Aim of the exercise:
Pull every line of the data below into your answer unchanged, leaving out the pictures.
::::
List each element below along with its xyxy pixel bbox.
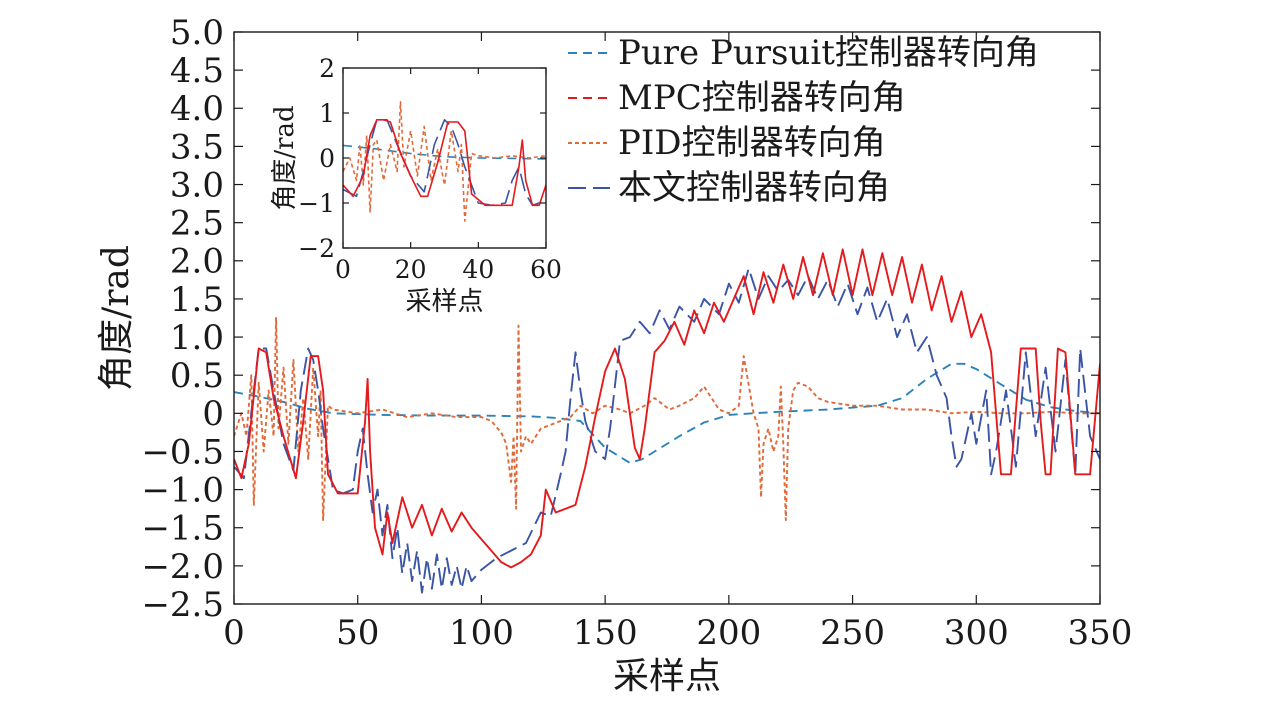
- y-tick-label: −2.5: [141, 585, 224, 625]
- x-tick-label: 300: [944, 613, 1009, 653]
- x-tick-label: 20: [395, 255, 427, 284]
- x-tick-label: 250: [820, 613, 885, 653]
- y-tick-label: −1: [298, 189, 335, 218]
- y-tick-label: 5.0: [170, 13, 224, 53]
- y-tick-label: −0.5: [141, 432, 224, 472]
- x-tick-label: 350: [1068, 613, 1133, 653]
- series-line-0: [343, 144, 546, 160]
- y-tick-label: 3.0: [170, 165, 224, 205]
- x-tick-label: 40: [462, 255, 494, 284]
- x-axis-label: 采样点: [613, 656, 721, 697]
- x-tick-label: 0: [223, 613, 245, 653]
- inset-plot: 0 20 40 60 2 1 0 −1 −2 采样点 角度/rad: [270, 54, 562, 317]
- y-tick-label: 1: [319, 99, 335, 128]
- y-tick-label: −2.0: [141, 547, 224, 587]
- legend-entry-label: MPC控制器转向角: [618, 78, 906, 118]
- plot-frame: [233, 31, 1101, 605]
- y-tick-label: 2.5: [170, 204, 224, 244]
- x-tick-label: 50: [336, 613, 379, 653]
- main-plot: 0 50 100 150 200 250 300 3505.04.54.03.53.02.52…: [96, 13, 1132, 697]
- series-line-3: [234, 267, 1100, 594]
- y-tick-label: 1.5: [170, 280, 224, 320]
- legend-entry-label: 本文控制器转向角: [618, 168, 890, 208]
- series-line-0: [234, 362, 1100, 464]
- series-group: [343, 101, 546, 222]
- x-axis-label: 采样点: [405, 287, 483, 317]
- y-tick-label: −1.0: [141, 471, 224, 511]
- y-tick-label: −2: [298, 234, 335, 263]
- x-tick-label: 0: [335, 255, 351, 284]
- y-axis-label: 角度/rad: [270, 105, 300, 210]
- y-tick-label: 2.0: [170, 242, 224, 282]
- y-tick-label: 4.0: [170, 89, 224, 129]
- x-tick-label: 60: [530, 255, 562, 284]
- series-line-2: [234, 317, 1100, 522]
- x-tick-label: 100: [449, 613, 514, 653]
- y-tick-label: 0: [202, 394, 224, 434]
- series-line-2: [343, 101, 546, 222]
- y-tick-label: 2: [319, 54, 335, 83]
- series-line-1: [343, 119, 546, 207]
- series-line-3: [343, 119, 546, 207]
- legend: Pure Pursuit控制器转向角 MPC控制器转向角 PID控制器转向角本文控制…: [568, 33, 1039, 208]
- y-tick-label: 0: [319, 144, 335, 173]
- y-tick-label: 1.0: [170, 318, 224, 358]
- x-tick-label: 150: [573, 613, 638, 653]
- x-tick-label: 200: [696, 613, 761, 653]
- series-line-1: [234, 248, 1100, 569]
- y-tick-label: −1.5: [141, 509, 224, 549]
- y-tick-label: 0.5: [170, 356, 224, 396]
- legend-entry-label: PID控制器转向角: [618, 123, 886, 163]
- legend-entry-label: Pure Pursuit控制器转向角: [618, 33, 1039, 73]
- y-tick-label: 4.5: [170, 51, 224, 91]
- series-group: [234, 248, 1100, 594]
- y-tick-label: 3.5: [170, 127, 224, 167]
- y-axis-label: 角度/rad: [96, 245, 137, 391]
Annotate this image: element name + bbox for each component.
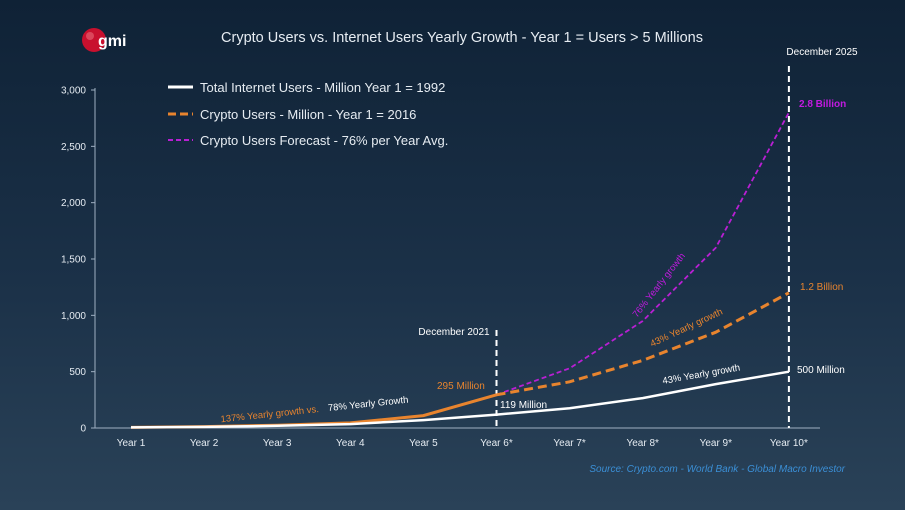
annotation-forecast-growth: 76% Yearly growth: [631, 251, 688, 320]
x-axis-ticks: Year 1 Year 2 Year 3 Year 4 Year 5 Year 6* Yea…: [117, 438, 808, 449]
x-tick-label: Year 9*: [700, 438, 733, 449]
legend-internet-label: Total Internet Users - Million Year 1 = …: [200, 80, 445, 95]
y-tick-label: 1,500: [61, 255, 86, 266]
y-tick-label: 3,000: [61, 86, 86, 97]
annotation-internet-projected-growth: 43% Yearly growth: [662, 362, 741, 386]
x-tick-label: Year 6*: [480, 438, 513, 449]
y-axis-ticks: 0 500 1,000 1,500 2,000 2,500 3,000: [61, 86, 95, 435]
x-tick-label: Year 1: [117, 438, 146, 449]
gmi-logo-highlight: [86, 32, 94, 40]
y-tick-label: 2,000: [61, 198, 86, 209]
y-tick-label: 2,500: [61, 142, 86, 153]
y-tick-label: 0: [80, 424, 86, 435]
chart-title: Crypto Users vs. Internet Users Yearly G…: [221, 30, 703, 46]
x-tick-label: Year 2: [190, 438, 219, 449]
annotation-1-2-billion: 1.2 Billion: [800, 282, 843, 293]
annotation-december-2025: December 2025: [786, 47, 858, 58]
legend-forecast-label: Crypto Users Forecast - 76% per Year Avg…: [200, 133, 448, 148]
::::
Solution for this problem:
List each element below along with its xyxy pixel bbox.
- y-tick-label: −2.5: [141, 585, 224, 625]
- x-tick-label: 300: [944, 613, 1009, 653]
- x-tick-label: 20: [395, 255, 427, 284]
- x-tick-label: 250: [820, 613, 885, 653]
- y-tick-label: −1: [298, 189, 335, 218]
- y-tick-label: 5.0: [170, 13, 224, 53]
- y-tick-label: −0.5: [141, 432, 224, 472]
- x-tick-label: 350: [1068, 613, 1133, 653]
- series-line-0: [343, 144, 546, 160]
- y-tick-label: 3.0: [170, 165, 224, 205]
- x-tick-label: 40: [462, 255, 494, 284]
- x-axis-label: 采样点: [613, 656, 721, 697]
- x-tick-label: 0: [223, 613, 245, 653]
- inset-plot: 0 20 40 60 2 1 0 −1 −2 采样点 角度/rad: [270, 54, 562, 317]
- y-tick-label: 1: [319, 99, 335, 128]
- y-tick-label: −2.0: [141, 547, 224, 587]
- legend-entry-label: MPC控制器转向角: [618, 78, 906, 118]
- plot-frame: [233, 31, 1101, 605]
- y-tick-label: 2.5: [170, 204, 224, 244]
- x-tick-label: 50: [336, 613, 379, 653]
- main-plot: 0 50 100 150 200 250 300 3505.04.54.03.53.02.52…: [96, 13, 1132, 697]
- series-line-3: [234, 267, 1100, 594]
- y-tick-label: 1.5: [170, 280, 224, 320]
- legend-entry-label: 本文控制器转向角: [618, 168, 890, 208]
- series-line-0: [234, 362, 1100, 464]
- series-group: [343, 101, 546, 222]
- x-axis-label: 采样点: [405, 287, 483, 317]
- y-tick-label: −1.0: [141, 471, 224, 511]
- y-tick-label: −2: [298, 234, 335, 263]
- x-tick-label: 0: [335, 255, 351, 284]
- y-axis-label: 角度/rad: [270, 105, 300, 210]
- y-tick-label: 2.0: [170, 242, 224, 282]
- y-tick-label: 4.0: [170, 89, 224, 129]
- x-tick-label: 60: [530, 255, 562, 284]
- series-line-2: [234, 317, 1100, 522]
- x-tick-label: 100: [449, 613, 514, 653]
- y-tick-label: 0: [202, 394, 224, 434]
- series-line-2: [343, 101, 546, 222]
- y-tick-label: 2: [319, 54, 335, 83]
- series-line-1: [343, 119, 546, 207]
- series-line-3: [343, 119, 546, 207]
- legend: Pure Pursuit控制器转向角 MPC控制器转向角 PID控制器转向角本文控制…: [568, 33, 1039, 208]
- y-tick-label: 0: [319, 144, 335, 173]
- y-tick-label: 1.0: [170, 318, 224, 358]
- x-tick-label: 150: [573, 613, 638, 653]
- x-tick-label: 200: [696, 613, 761, 653]
- series-line-1: [234, 248, 1100, 569]
- y-tick-label: −1.5: [141, 509, 224, 549]
- y-tick-label: 0.5: [170, 356, 224, 396]
- legend-entry-label: PID控制器转向角: [618, 123, 886, 163]
- legend-entry-label: Pure Pursuit控制器转向角: [618, 33, 1039, 73]
- y-tick-label: 4.5: [170, 51, 224, 91]
- series-group: [234, 248, 1100, 594]
- y-tick-label: 3.5: [170, 127, 224, 167]
- y-axis-label: 角度/rad: [96, 245, 137, 391]
Annotate this image: element name + bbox for each component.
annotation-forecast-growth: 76% Yearly growth: [631, 251, 688, 320]
x-axis-ticks: Year 1 Year 2 Year 3 Year 4 Year 5 Year 6* Yea…: [117, 438, 808, 449]
x-tick-label: Year 9*: [700, 438, 733, 449]
legend-internet-label: Total Internet Users - Million Year 1 = …: [200, 80, 445, 95]
y-tick-label: 1,500: [61, 255, 86, 266]
y-tick-label: 3,000: [61, 86, 86, 97]
annotation-internet-projected-growth: 43% Yearly growth: [662, 362, 741, 386]
x-tick-label: Year 6*: [480, 438, 513, 449]
y-axis-ticks: 0 500 1,000 1,500 2,000 2,500 3,000: [61, 86, 95, 435]
x-tick-label: Year 1: [117, 438, 146, 449]
gmi-logo-highlight: [86, 32, 94, 40]
y-tick-label: 2,000: [61, 198, 86, 209]
y-tick-label: 2,500: [61, 142, 86, 153]
y-tick-label: 0: [80, 424, 86, 435]
chart-title: Crypto Users vs. Internet Users Yearly G…: [221, 30, 703, 46]
x-tick-label: Year 2: [190, 438, 219, 449]
annotation-1-2-billion: 1.2 Billion: [800, 282, 843, 293]
annotation-december-2025: December 2025: [786, 47, 858, 58]
legend-forecast-label: Crypto Users Forecast - 76% per Year Avg…: [200, 133, 448, 148]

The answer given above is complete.